* Task *
The entries below need to be written out exactly, with no pictures included.

■ ■ ■ ■ ■ ■ ■

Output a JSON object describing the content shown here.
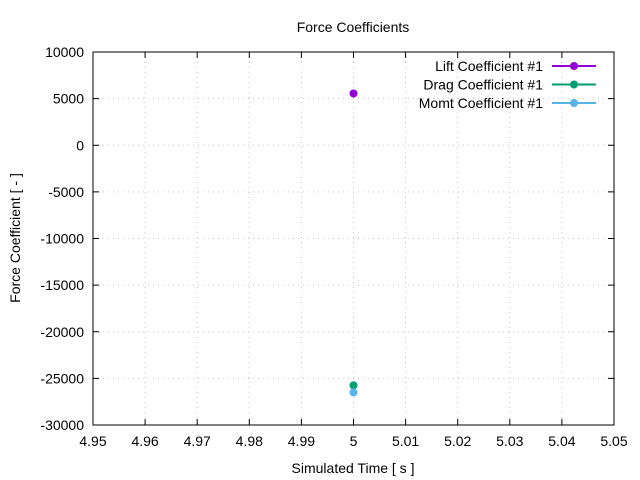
{
  "chart_data": {
    "type": "line",
    "title": "Force Coefficients",
    "xlabel": "Simulated Time [ s ]",
    "ylabel": "Force Coefficient [ - ]",
    "xlim": [
      4.95,
      5.05
    ],
    "ylim": [
      -30000,
      10000
    ],
    "xticks": [
      "4.95",
      "4.96",
      "4.97",
      "4.98",
      "4.99",
      "5",
      "5.01",
      "5.02",
      "5.03",
      "5.04",
      "5.05"
    ],
    "yticks": [
      "10000",
      "5000",
      "0",
      "-5000",
      "-10000",
      "-15000",
      "-20000",
      "-25000",
      "-30000"
    ],
    "grid": true,
    "legend_position": "top-right",
    "series": [
      {
        "name": "Lift Coefficient #1",
        "color": "#9400d3",
        "x": [
          5
        ],
        "y": [
          5550
        ]
      },
      {
        "name": "Drag Coefficient #1",
        "color": "#009e73",
        "x": [
          5
        ],
        "y": [
          -25750
        ]
      },
      {
        "name": "Momt Coefficient #1",
        "color": "#56b4e9",
        "x": [
          5
        ],
        "y": [
          -26500
        ]
      }
    ]
  }
}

■ ■ ■ ■ ■ ■ ■

* Solution to this problem *
Output a JSON object describing the content shown here.
{
  "chart_data": {
    "type": "line",
    "title": "Force Coefficients",
    "xlabel": "Simulated Time [ s ]",
    "ylabel": "Force Coefficient [ - ]",
    "xlim": [
      4.95,
      5.05
    ],
    "ylim": [
      -30000,
      10000
    ],
    "xticks": [
      "4.95",
      "4.96",
      "4.97",
      "4.98",
      "4.99",
      "5",
      "5.01",
      "5.02",
      "5.03",
      "5.04",
      "5.05"
    ],
    "yticks": [
      "10000",
      "5000",
      "0",
      "-5000",
      "-10000",
      "-15000",
      "-20000",
      "-25000",
      "-30000"
    ],
    "grid": true,
    "legend_position": "top-right",
    "series": [
      {
        "name": "Lift Coefficient #1",
        "color": "#9400d3",
        "x": [
          5
        ],
        "y": [
          5550
        ]
      },
      {
        "name": "Drag Coefficient #1",
        "color": "#009e73",
        "x": [
          5
        ],
        "y": [
          -25750
        ]
      },
      {
        "name": "Momt Coefficient #1",
        "color": "#56b4e9",
        "x": [
          5
        ],
        "y": [
          -26500
        ]
      }
    ]
  }
}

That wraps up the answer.